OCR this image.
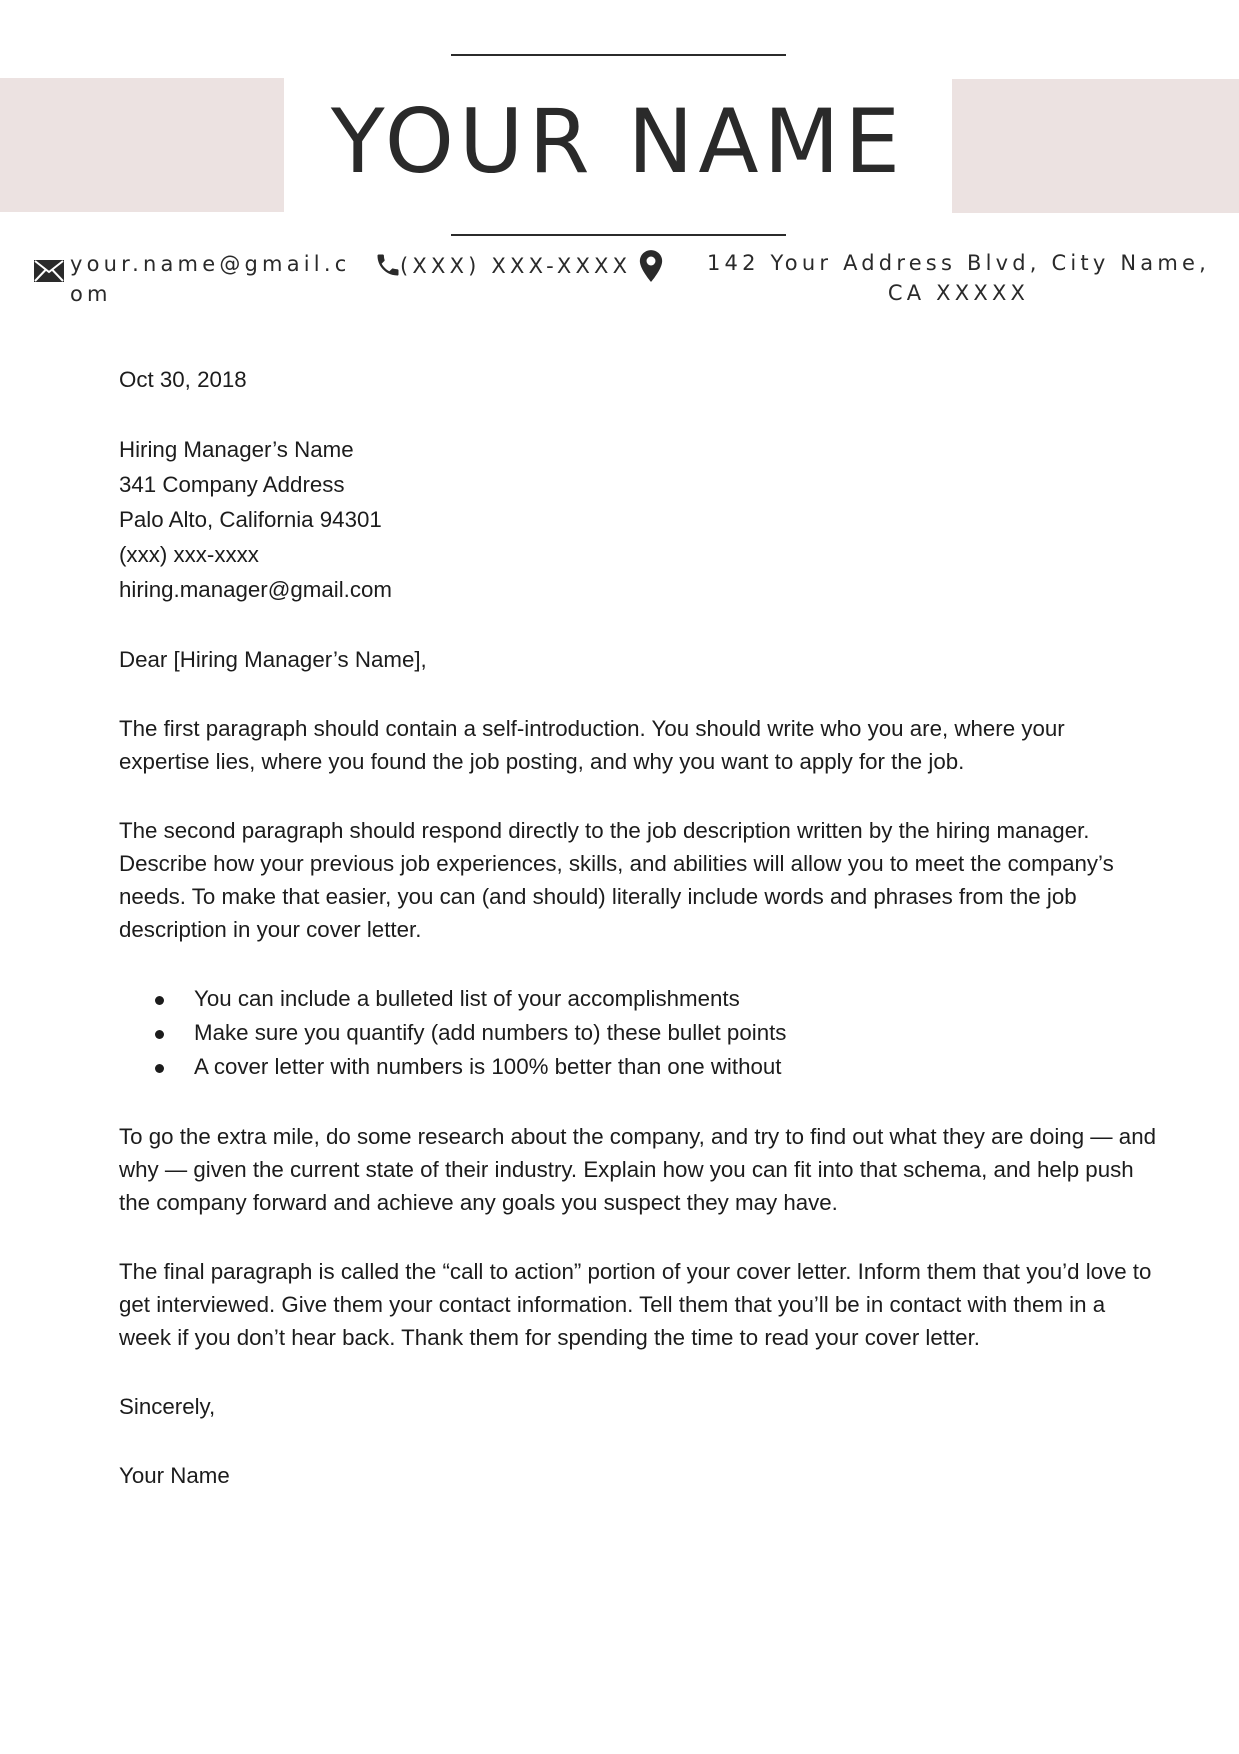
YOUR NAME
your.name@gmail.com
(XXX) XXX-XXXX	142 Your Address Blvd, City Name, CA XXXXX

Oct 30, 2018

Hiring Manager’s Name
341 Company Address
Palo Alto, California 94301
(xxx) xxx-xxxx
hiring.manager@gmail.com

Dear [Hiring Manager’s Name],

The first paragraph should contain a self-introduction. You should write who you are, where your expertise lies, where you found the job posting, and why you want to apply for the job.

The second paragraph should respond directly to the job description written by the hiring manager. Describe how your previous job experiences, skills, and abilities will allow you to meet the company’s needs. To make that easier, you can (and should) literally include words and phrases from the job description in your cover letter.

You can include a bulleted list of your accomplishments
Make sure you quantify (add numbers to) these bullet points
A cover letter with numbers is 100% better than one without

To go the extra mile, do some research about the company, and try to find out what they are doing — and why — given the current state of their industry. Explain how you can fit into that schema, and help push the company forward and achieve any goals you suspect they may have.

The final paragraph is called the “call to action” portion of your cover letter. Inform them that you’d love to get interviewed. Give them your contact information. Tell them that you’ll be in contact with them in a week if you don’t hear back. Thank them for spending the time to read your cover letter.

Sincerely,

Your Name
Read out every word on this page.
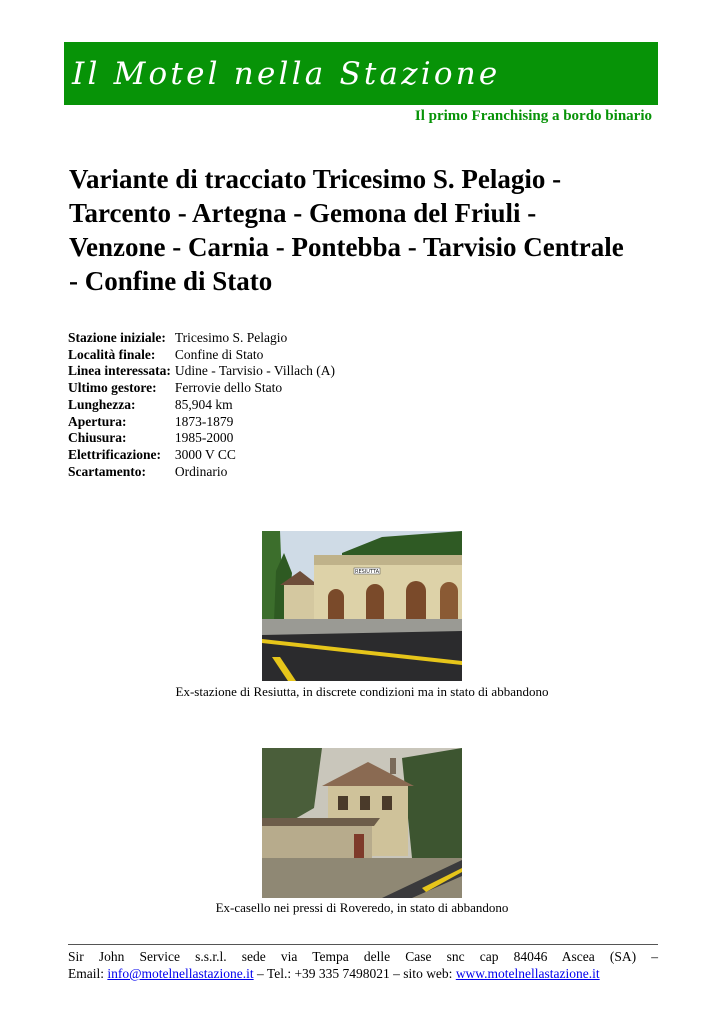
Il Motel nella Stazione
Il primo Franchising a bordo binario
Variante di tracciato Tricesimo S. Pelagio - Tarcento - Artegna - Gemona del Friuli - Venzone - Carnia - Pontebba - Tarvisio Centrale - Confine di Stato
Stazione iniziale:	Tricesimo S. Pelagio
Località finale:	Confine di Stato
Linea interessata:	Udine - Tarvisio - Villach (A)
Ultimo gestore:	Ferrovie dello Stato
Lunghezza:	85,904 km
Apertura:	1873-1879
Chiusura:	1985-2000
Elettrificazione:	3000 V CC
Scartamento:	Ordinario
RESIUTTA
Ex-stazione di Resiutta, in discrete condizioni ma in stato di abbandono
Ex-casello nei pressi di Roveredo, in stato di abbandono
Sir John Service s.s.r.l. sede via Tempa delle Case snc cap 84046 Ascea (SA) –
Email: info@motelnellastazione.it – Tel.: +39 335 7498021 – sito web: www.motelnellastazione.it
* * *
> _What you should do_
Pull out each line of the listing that holds the string "numbers".

> _Result below_
Make sure you quantify (add numbers to) these bullet points
A cover letter with numbers is 100% better than one without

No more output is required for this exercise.